*Set problem*: Under this task are some entries; return every one of them exactly.

Start of Supplied material

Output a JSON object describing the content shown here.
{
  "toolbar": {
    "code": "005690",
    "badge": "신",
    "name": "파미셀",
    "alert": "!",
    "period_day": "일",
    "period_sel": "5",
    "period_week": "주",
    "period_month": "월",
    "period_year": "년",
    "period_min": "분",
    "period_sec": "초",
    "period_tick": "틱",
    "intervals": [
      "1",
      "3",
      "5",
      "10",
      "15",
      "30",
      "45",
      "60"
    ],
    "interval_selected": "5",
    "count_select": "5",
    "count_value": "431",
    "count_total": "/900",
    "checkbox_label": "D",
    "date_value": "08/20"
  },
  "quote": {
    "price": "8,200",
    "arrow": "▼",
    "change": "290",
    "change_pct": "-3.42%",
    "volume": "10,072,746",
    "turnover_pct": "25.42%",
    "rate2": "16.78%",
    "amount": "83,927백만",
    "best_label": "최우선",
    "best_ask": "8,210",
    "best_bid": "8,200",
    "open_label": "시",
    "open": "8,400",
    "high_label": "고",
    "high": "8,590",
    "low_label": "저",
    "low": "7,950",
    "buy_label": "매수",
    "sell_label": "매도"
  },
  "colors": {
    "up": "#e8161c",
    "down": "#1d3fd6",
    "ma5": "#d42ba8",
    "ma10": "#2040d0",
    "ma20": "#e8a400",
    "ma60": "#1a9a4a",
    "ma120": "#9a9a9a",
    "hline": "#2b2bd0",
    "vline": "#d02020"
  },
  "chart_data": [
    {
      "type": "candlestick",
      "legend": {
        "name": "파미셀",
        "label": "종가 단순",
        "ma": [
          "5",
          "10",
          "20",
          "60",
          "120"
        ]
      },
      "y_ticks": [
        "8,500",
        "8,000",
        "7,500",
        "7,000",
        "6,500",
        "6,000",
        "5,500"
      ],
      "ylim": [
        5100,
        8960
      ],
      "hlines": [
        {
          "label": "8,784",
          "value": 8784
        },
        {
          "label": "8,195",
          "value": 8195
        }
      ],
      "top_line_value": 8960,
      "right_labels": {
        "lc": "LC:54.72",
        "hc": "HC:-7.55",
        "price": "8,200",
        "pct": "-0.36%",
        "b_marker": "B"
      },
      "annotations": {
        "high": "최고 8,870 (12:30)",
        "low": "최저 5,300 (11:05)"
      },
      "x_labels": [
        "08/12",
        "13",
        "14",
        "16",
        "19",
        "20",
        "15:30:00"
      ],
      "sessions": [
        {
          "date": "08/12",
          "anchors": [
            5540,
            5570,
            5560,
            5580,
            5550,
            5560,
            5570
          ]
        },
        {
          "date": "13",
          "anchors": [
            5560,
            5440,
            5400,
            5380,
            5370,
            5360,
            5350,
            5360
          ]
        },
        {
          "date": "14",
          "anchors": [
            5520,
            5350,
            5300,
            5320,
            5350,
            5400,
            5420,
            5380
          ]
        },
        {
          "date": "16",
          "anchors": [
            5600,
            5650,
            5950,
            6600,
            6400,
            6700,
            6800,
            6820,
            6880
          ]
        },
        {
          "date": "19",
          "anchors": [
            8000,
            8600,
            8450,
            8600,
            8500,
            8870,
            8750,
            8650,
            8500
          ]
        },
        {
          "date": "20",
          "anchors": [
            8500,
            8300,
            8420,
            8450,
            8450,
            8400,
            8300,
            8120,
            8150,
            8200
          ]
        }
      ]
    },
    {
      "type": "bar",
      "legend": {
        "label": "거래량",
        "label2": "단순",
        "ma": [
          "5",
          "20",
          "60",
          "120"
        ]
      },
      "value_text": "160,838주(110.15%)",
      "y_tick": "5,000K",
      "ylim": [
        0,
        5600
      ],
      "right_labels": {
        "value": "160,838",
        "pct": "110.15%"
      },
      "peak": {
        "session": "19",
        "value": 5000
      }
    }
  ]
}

End of Supplied material

*Exercise answer*:
Output a JSON object describing the content shown here.
{
  "toolbar": {
    "code": "005690",
    "badge": "신",
    "name": "파미셀",
    "alert": "!",
    "period_day": "일",
    "period_sel": "5",
    "period_week": "주",
    "period_month": "월",
    "period_year": "년",
    "period_min": "분",
    "period_sec": "초",
    "period_tick": "틱",
    "intervals": [
      "1",
      "3",
      "5",
      "10",
      "15",
      "30",
      "45",
      "60"
    ],
    "interval_selected": "5",
    "count_select": "5",
    "count_value": "431",
    "count_total": "/900",
    "checkbox_label": "D",
    "date_value": "08/20"
  },
  "quote": {
    "price": "8,200",
    "arrow": "▼",
    "change": "290",
    "change_pct": "-3.42%",
    "volume": "10,072,746",
    "turnover_pct": "25.42%",
    "rate2": "16.78%",
    "amount": "83,927백만",
    "best_label": "최우선",
    "best_ask": "8,210",
    "best_bid": "8,200",
    "open_label": "시",
    "open": "8,400",
    "high_label": "고",
    "high": "8,590",
    "low_label": "저",
    "low": "7,950",
    "buy_label": "매수",
    "sell_label": "매도"
  },
  "colors": {
    "up": "#e8161c",
    "down": "#1d3fd6",
    "ma5": "#d42ba8",
    "ma10": "#2040d0",
    "ma20": "#e8a400",
    "ma60": "#1a9a4a",
    "ma120": "#9a9a9a",
    "hline": "#2b2bd0",
    "vline": "#d02020"
  },
  "chart_data": [
    {
      "type": "candlestick",
      "legend": {
        "name": "파미셀",
        "label": "종가 단순",
        "ma": [
          "5",
          "10",
          "20",
          "60",
          "120"
        ]
      },
      "y_ticks": [
        "8,500",
        "8,000",
        "7,500",
        "7,000",
        "6,500",
        "6,000",
        "5,500"
      ],
      "ylim": [
        5100,
        8960
      ],
      "hlines": [
        {
          "label": "8,784",
          "value": 8784
        },
        {
          "label": "8,195",
          "value": 8195
        }
      ],
      "top_line_value": 8960,
      "right_labels": {
        "lc": "LC:54.72",
        "hc": "HC:-7.55",
        "price": "8,200",
        "pct": "-0.36%",
        "b_marker": "B"
      },
      "annotations": {
        "high": "최고 8,870 (12:30)",
        "low": "최저 5,300 (11:05)"
      },
      "x_labels": [
        "08/12",
        "13",
        "14",
        "16",
        "19",
        "20",
        "15:30:00"
      ],
      "sessions": [
        {
          "date": "08/12",
          "anchors": [
            5540,
            5570,
            5560,
            5580,
            5550,
            5560,
            5570
          ]
        },
        {
          "date": "13",
          "anchors": [
            5560,
            5440,
            5400,
            5380,
            5370,
            5360,
            5350,
            5360
          ]
        },
        {
          "date": "14",
          "anchors": [
            5520,
            5350,
            5300,
            5320,
            5350,
            5400,
            5420,
            5380
          ]
        },
        {
          "date": "16",
          "anchors": [
            5600,
            5650,
            5950,
            6600,
            6400,
            6700,
            6800,
            6820,
            6880
          ]
        },
        {
          "date": "19",
          "anchors": [
            8000,
            8600,
            8450,
            8600,
            8500,
            8870,
            8750,
            8650,
            8500
          ]
        },
        {
          "date": "20",
          "anchors": [
            8500,
            8300,
            8420,
            8450,
            8450,
            8400,
            8300,
            8120,
            8150,
            8200
          ]
        }
      ]
    },
    {
      "type": "bar",
      "legend": {
        "label": "거래량",
        "label2": "단순",
        "ma": [
          "5",
          "20",
          "60",
          "120"
        ]
      },
      "value_text": "160,838주(110.15%)",
      "y_tick": "5,000K",
      "ylim": [
        0,
        5600
      ],
      "right_labels": {
        "value": "160,838",
        "pct": "110.15%"
      },
      "peak": {
        "session": "19",
        "value": 5000
      }
    }
  ]
}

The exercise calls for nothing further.